■ **Try it**: Copy out lines with the word "minutes" from the material that follows.

■ **Available records**:
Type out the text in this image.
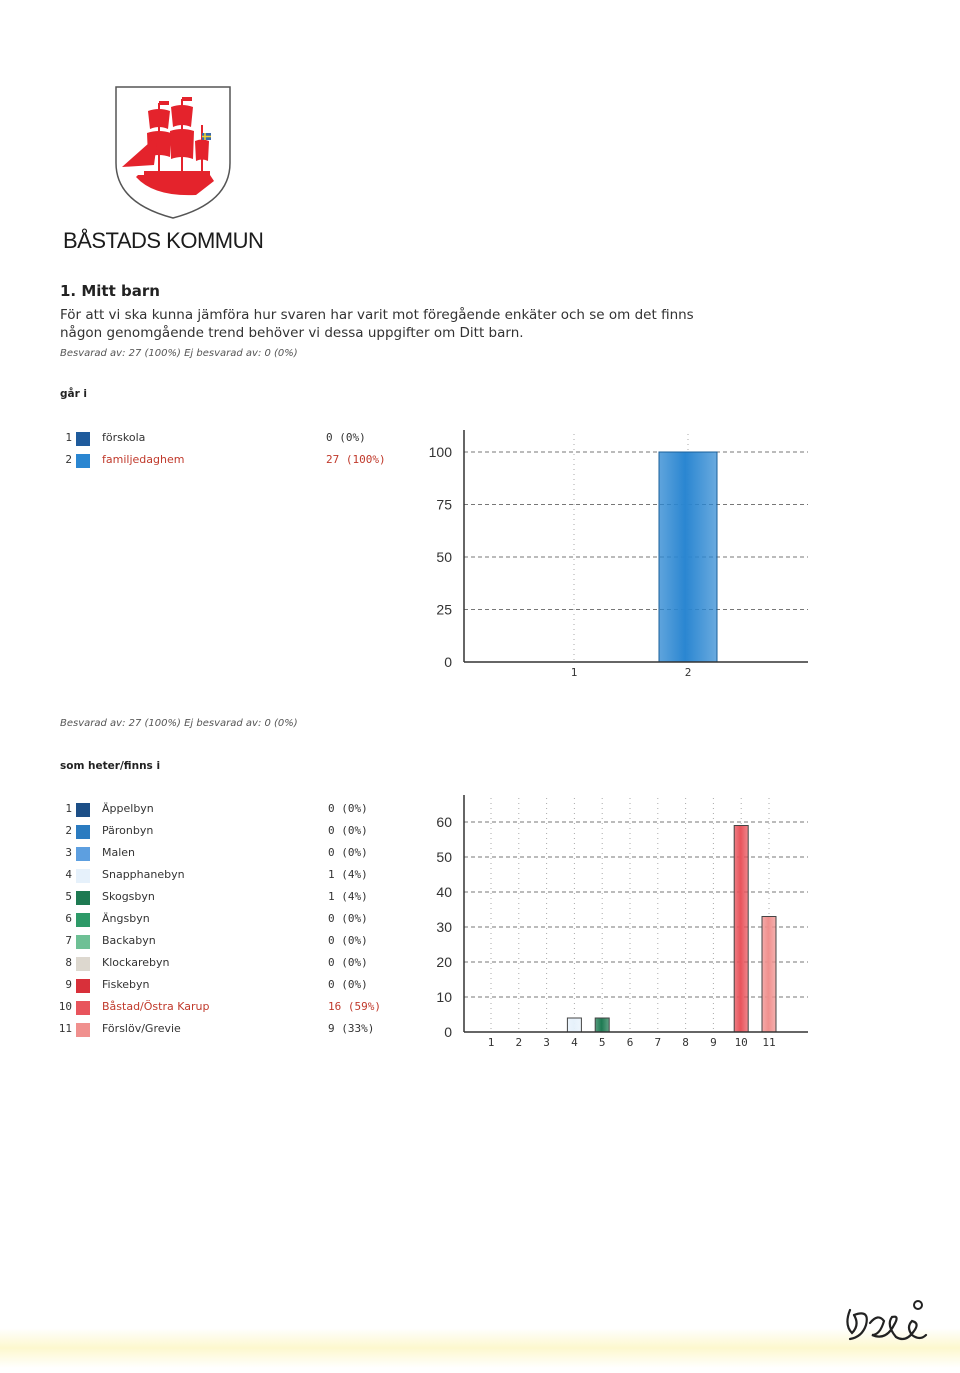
BÅSTADS KOMMUN
1. Mitt barn
För att vi ska kunna jämföra hur svaren har varit mot föregående enkäter och se om det finns
någon genomgående trend behöver vi dessa uppgifter om Ditt barn.
Besvarad av: 27 (100%) Ej besvarad av: 0 (0%)
går i
1	förskola	0 (0%)
2	familjedaghem	27 (100%)
0
25
50
75
100
1	2
Besvarad av: 27 (100%) Ej besvarad av: 0 (0%)
som heter/finns i
1	Äppelbyn	0 (0%)
2	Päronbyn	0 (0%)
3	Malen	0 (0%)
4	Snapphanebyn	1 (4%)
5	Skogsbyn	1 (4%)
6	Ängsbyn	0 (0%)
7	Backabyn	0 (0%)
8	Klockarebyn	0 (0%)
9	Fiskebyn	0 (0%)
10	Båstad/Östra Karup	16 (59%)
11	Förslöv/Grevie	9 (33%)	0
10
20
30
40
50
60
1 2 3 4 5 6 7 8 9 10 11
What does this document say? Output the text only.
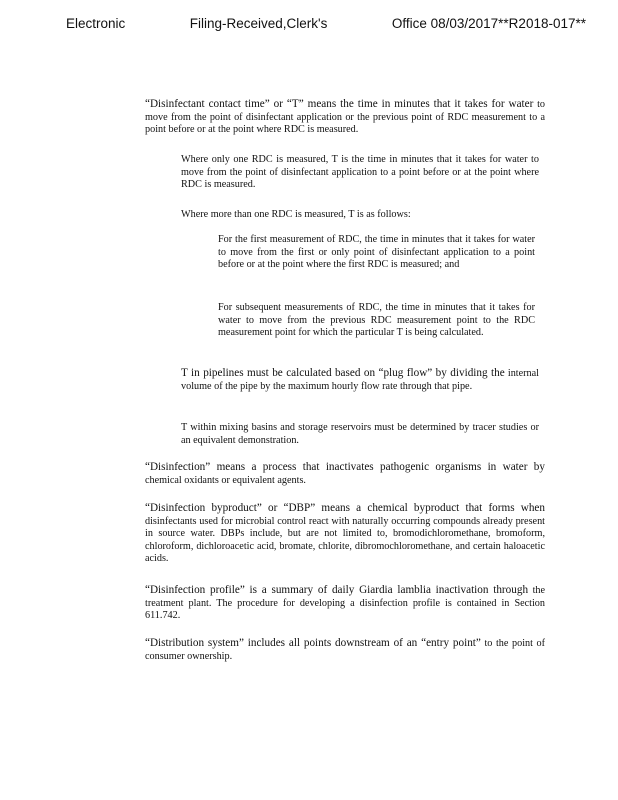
Electronic	Filing-Received,Clerk's	Office 08/03/2017**R2018-017**
“Disinfectant contact time” or “T” means the time in minutes that it takes for water to move from the point of disinfectant application or the previous point of RDC measurement to a point before or at the point where RDC is measured.
Where only one RDC is measured, T is the time in minutes that it takes for water to move from the point of disinfectant application to a point before or at the point where RDC is measured.
Where more than one RDC is measured, T is as follows:
For the first measurement of RDC, the time in minutes that it takes for water to move from the first or only point of disinfectant application to a point before or at the point where the first RDC is measured; and
For subsequent measurements of RDC, the time in minutes that it takes for water to move from the previous RDC measurement point to the RDC measurement point for which the particular T is being calculated.
T in pipelines must be calculated based on “plug flow” by dividing the internal volume of the pipe by the maximum hourly flow rate through that pipe.
T within mixing basins and storage reservoirs must be determined by tracer studies or an equivalent demonstration.
“Disinfection” means a process that inactivates pathogenic organisms in water by chemical oxidants or equivalent agents.
“Disinfection byproduct” or “DBP” means a chemical byproduct that forms when disinfectants used for microbial control react with naturally occurring compounds already present in source water. DBPs include, but are not limited to, bromodichloromethane, bromoform, chloroform, dichloroacetic acid, bromate, chlorite, dibromochloromethane, and certain haloacetic acids.
“Disinfection profile” is a summary of daily Giardia lamblia inactivation through the treatment plant. The procedure for developing a disinfection profile is contained in Section 611.742.
“Distribution system” includes all points downstream of an “entry point” to the point of consumer ownership.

■ **Answer to this task**:
“Disinfectant contact time” or “T” means the time in minutes that it takes for water to move from the point of disinfectant application or the previous point of RDC measurement to a point before or at the point where RDC is measured.
Where only one RDC is measured, T is the time in minutes that it takes for water to move from the point of disinfectant application to a point before or at the point where RDC is measured.
For the first measurement of RDC, the time in minutes that it takes for water to move from the first or only point of disinfectant application to a point before or at the point where the first RDC is measured; and
For subsequent measurements of RDC, the time in minutes that it takes for water to move from the previous RDC measurement point to the RDC measurement point for which the particular T is being calculated.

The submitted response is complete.